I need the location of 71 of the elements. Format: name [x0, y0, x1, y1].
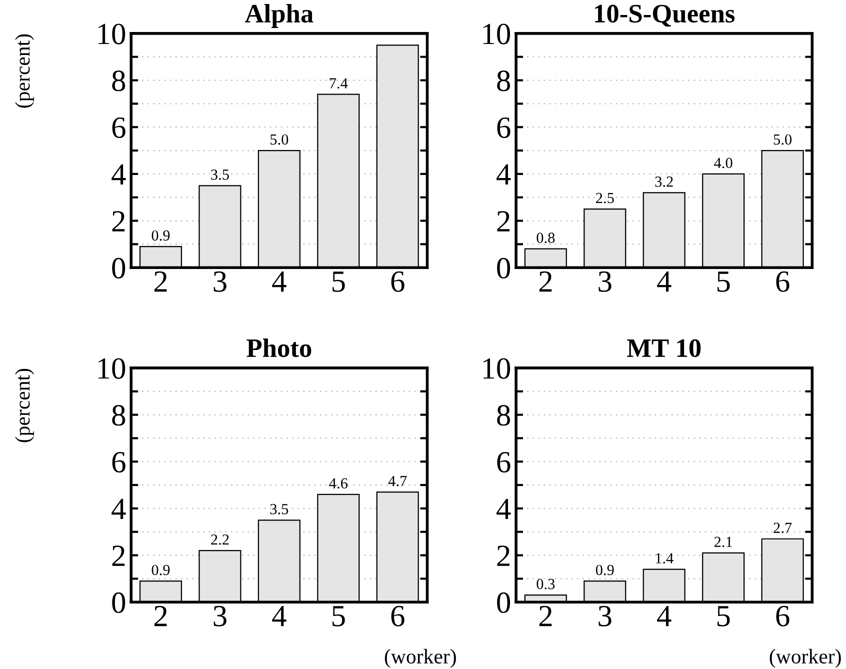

- - - - -

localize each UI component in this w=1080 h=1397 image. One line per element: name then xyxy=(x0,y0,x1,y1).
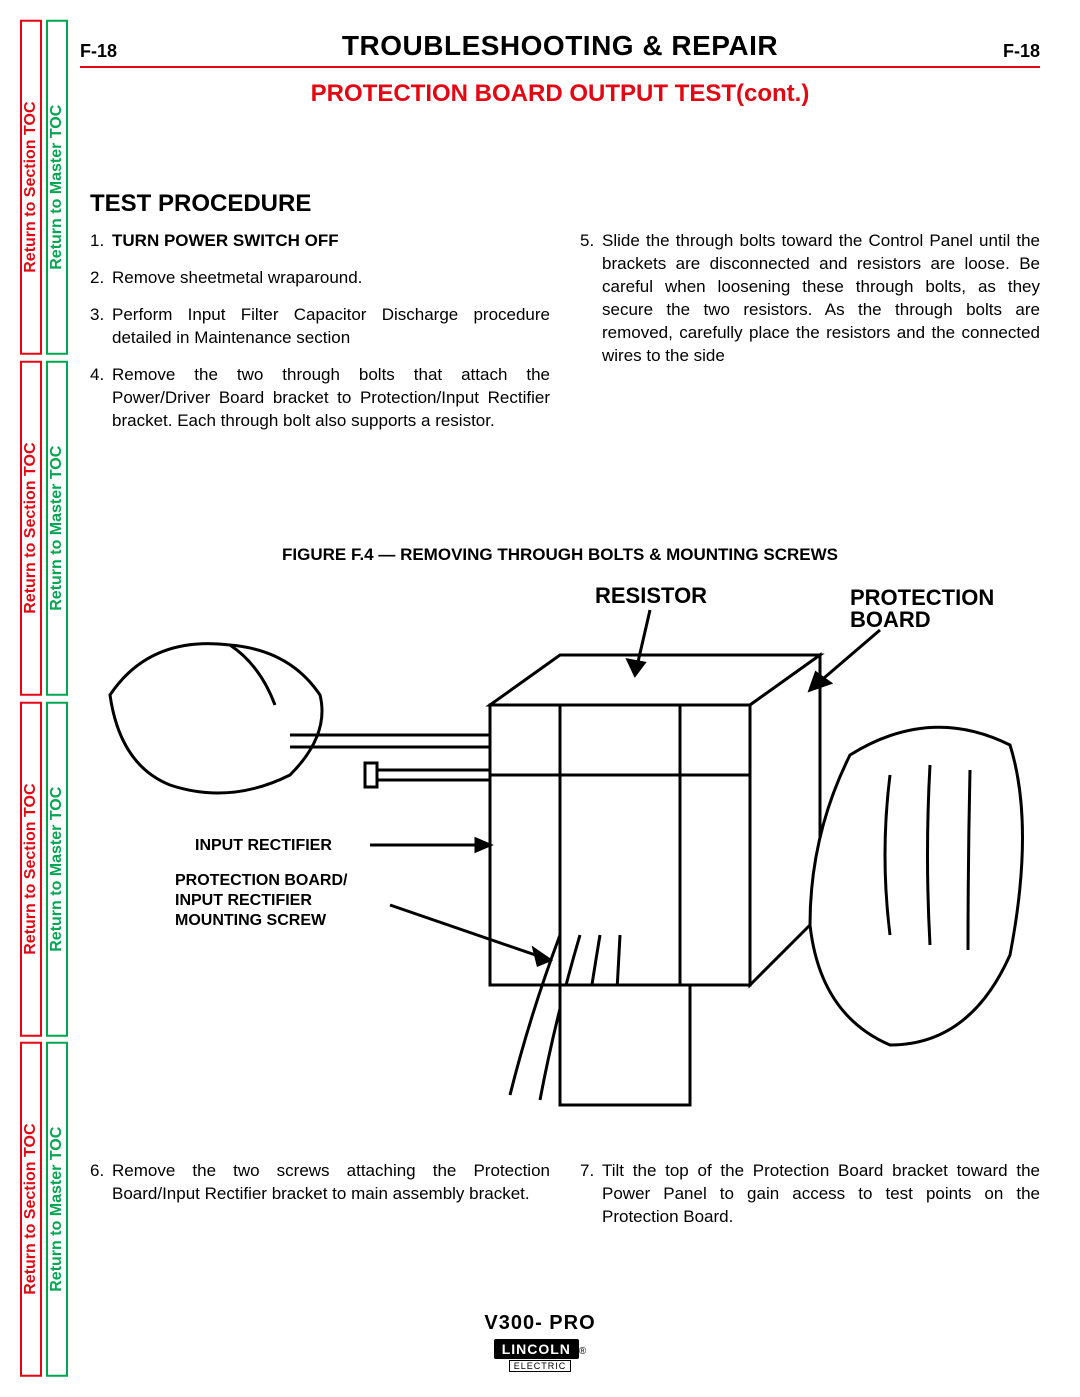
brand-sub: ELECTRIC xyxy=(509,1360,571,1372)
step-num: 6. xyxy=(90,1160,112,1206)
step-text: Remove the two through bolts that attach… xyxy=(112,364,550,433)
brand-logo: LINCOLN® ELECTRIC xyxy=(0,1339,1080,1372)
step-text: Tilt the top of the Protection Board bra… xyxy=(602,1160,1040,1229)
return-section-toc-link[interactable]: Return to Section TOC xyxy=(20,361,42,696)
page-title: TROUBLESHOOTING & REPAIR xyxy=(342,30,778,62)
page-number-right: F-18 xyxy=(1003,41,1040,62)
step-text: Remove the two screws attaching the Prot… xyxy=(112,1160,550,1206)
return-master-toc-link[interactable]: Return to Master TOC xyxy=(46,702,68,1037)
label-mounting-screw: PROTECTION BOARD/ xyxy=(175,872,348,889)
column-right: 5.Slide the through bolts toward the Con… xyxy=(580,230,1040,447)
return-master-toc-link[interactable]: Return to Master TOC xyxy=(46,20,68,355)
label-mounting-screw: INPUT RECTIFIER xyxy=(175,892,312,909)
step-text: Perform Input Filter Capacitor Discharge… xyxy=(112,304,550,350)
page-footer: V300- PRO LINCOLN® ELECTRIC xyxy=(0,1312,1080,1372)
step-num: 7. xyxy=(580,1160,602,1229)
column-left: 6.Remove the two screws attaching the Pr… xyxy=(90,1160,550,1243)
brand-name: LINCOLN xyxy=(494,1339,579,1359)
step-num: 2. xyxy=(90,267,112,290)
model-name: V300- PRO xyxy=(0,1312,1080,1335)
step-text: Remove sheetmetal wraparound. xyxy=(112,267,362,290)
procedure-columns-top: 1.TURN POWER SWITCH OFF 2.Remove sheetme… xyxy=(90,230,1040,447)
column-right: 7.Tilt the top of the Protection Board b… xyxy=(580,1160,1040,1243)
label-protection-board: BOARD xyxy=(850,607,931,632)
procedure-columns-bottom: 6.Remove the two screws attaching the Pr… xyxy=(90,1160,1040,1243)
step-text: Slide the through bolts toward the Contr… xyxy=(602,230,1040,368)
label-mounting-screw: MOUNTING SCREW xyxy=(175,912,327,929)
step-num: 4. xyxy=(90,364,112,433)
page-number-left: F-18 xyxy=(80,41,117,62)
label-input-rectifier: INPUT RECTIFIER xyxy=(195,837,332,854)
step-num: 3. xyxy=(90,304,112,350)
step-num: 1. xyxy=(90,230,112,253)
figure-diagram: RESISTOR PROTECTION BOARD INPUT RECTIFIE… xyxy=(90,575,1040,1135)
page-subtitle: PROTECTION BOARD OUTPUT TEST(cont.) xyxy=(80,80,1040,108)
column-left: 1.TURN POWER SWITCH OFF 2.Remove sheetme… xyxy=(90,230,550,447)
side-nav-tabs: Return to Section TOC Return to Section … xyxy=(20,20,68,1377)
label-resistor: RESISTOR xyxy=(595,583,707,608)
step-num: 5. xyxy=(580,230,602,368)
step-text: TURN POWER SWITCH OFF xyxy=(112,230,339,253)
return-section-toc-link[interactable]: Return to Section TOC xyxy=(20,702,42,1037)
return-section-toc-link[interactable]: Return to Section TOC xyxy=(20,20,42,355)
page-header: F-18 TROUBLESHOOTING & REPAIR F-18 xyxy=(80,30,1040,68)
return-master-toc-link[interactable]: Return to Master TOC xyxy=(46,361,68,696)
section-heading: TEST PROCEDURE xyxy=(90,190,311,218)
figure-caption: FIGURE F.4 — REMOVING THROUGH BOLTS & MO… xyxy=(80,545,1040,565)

- - - - -

__Written instruction__
In the part of the listing that opens with the line containing "localize each UI" and closes with the line containing "brand-logo: LINCOLN® ELECTRIC", replace "step-text" with "instruction-text" and write those lines out again with nothing else changed. Leave the pictures out of your answer.

__Result for this task__
localize each UI component in this w=1080 h=1397 image. One line per element: name then xyxy=(x0,y0,x1,y1).
brand-sub: ELECTRIC xyxy=(509,1360,571,1372)
step-num: 6. xyxy=(90,1160,112,1206)
instruction-text: Remove the two through bolts that attach… xyxy=(112,364,550,433)
brand-logo: LINCOLN® ELECTRIC xyxy=(0,1339,1080,1372)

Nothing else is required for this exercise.